Data entries -
################
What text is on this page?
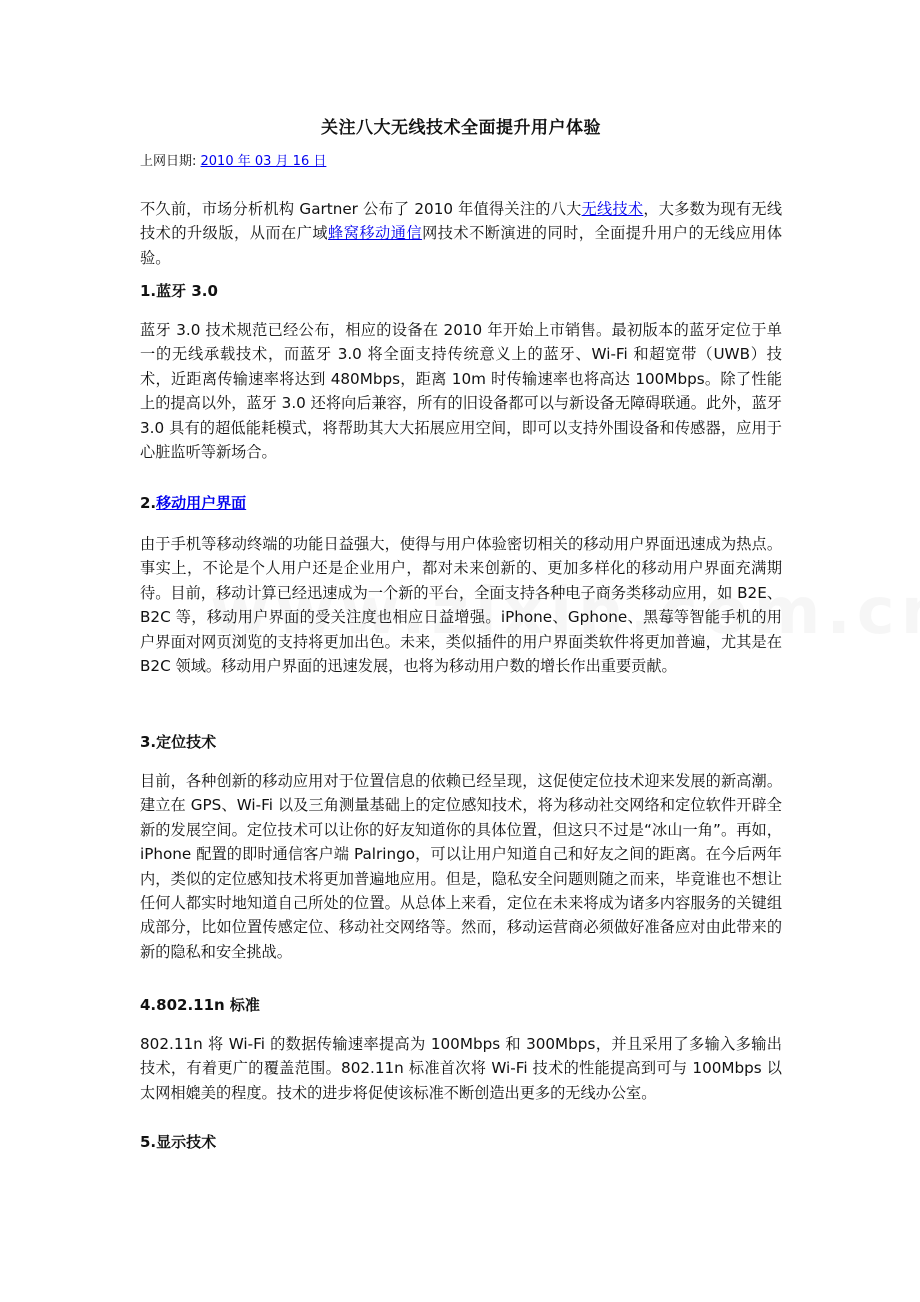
关注八大无线技术全面提升用户体验
上网日期: 2010 年 03 月 16 日

不久前，市场分析机构 Gartner 公布了 2010 年值得关注的八大无线技术，大多数为现有无线技术的升级版，从而在广域蜂窝移动通信网技术不断演进的同时，全面提升用户的无线应用体验。

1.蓝牙 3.0

蓝牙 3.0 技术规范已经公布，相应的设备在 2010 年开始上市销售。最初版本的蓝牙定位于单一的无线承载技术，而蓝牙 3.0 将全面支持传统意义上的蓝牙、Wi-Fi 和超宽带（UWB）技术，近距离传输速率将达到 480Mbps，距离 10m 时传输速率也将高达 100Mbps。除了性能上的提高以外，蓝牙 3.0 还将向后兼容，所有的旧设备都可以与新设备无障碍联通。此外，蓝牙 3.0 具有的超低能耗模式，将帮助其大大拓展应用空间，即可以支持外围设备和传感器，应用于心脏监听等新场合。

2.移动用户界面

由于手机等移动终端的功能日益强大，使得与用户体验密切相关的移动用户界面迅速成为热点。事实上，不论是个人用户还是企业用户，都对未来创新的、更加多样化的移动用户界面充满期待。目前，移动计算已经迅速成为一个新的平台，全面支持各种电子商务类移动应用，如 B2E、B2C 等，移动用户界面的受关注度也相应日益增强。iPhone、Gphone、黑莓等智能手机的用户界面对网页浏览的支持将更加出色。未来，类似插件的用户界面类软件将更加普遍，尤其是在 B2C 领域。移动用户界面的迅速发展，也将为移动用户数的增长作出重要贡献。

3.定位技术

目前，各种创新的移动应用对于位置信息的依赖已经呈现，这促使定位技术迎来发展的新高潮。建立在 GPS、Wi-Fi 以及三角测量基础上的定位感知技术，将为移动社交网络和定位软件开辟全新的发展空间。定位技术可以让你的好友知道你的具体位置，但这只不过是“冰山一角”。再如，iPhone 配置的即时通信客户端 Palringo，可以让用户知道自己和好友之间的距离。在今后两年内，类似的定位感知技术将更加普遍地应用。但是，隐私安全问题则随之而来，毕竟谁也不想让任何人都实时地知道自己所处的位置。从总体上来看，定位在未来将成为诸多内容服务的关键组成部分，比如位置传感定位、移动社交网络等。然而，移动运营商必须做好准备应对由此带来的新的隐私和安全挑战。

4.802.11n 标准

802.11n 将 Wi-Fi 的数据传输速率提高为 100Mbps 和 300Mbps，并且采用了多输入多输出技术，有着更广的覆盖范围。802.11n 标准首次将 Wi-Fi 技术的性能提高到可与 100Mbps 以太网相媲美的程度。技术的进步将促使该标准不断创造出更多的无线办公室。

5.显示技术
################
WHAT NEEDS TO BE DONE - Give every record back exactly as it reads, with no images.

RESPONSE TO THE TASK -
What text is on this page?
关注八大无线技术全面提升用户体验
上网日期: 2010 年 03 月 16 日

不久前，市场分析机构 Gartner 公布了 2010 年值得关注的八大无线技术，大多数为现有无线技术的升级版，从而在广域蜂窝移动通信网技术不断演进的同时，全面提升用户的无线应用体验。

1.蓝牙 3.0

蓝牙 3.0 技术规范已经公布，相应的设备在 2010 年开始上市销售。最初版本的蓝牙定位于单一的无线承载技术，而蓝牙 3.0 将全面支持传统意义上的蓝牙、Wi-Fi 和超宽带（UWB）技术，近距离传输速率将达到 480Mbps，距离 10m 时传输速率也将高达 100Mbps。除了性能上的提高以外，蓝牙 3.0 还将向后兼容，所有的旧设备都可以与新设备无障碍联通。此外，蓝牙 3.0 具有的超低能耗模式，将帮助其大大拓展应用空间，即可以支持外围设备和传感器，应用于心脏监听等新场合。

2.移动用户界面

由于手机等移动终端的功能日益强大，使得与用户体验密切相关的移动用户界面迅速成为热点。事实上，不论是个人用户还是企业用户，都对未来创新的、更加多样化的移动用户界面充满期待。目前，移动计算已经迅速成为一个新的平台，全面支持各种电子商务类移动应用，如 B2E、B2C 等，移动用户界面的受关注度也相应日益增强。iPhone、Gphone、黑莓等智能手机的用户界面对网页浏览的支持将更加出色。未来，类似插件的用户界面类软件将更加普遍，尤其是在 B2C 领域。移动用户界面的迅速发展，也将为移动用户数的增长作出重要贡献。

3.定位技术

目前，各种创新的移动应用对于位置信息的依赖已经呈现，这促使定位技术迎来发展的新高潮。建立在 GPS、Wi-Fi 以及三角测量基础上的定位感知技术，将为移动社交网络和定位软件开辟全新的发展空间。定位技术可以让你的好友知道你的具体位置，但这只不过是“冰山一角”。再如，iPhone 配置的即时通信客户端 Palringo，可以让用户知道自己和好友之间的距离。在今后两年内，类似的定位感知技术将更加普遍地应用。但是，隐私安全问题则随之而来，毕竟谁也不想让任何人都实时地知道自己所处的位置。从总体上来看，定位在未来将成为诸多内容服务的关键组成部分，比如位置传感定位、移动社交网络等。然而，移动运营商必须做好准备应对由此带来的新的隐私和安全挑战。

4.802.11n 标准

802.11n 将 Wi-Fi 的数据传输速率提高为 100Mbps 和 300Mbps，并且采用了多输入多输出技术，有着更广的覆盖范围。802.11n 标准首次将 Wi-Fi 技术的性能提高到可与 100Mbps 以太网相媲美的程度。技术的进步将促使该标准不断创造出更多的无线办公室。

5.显示技术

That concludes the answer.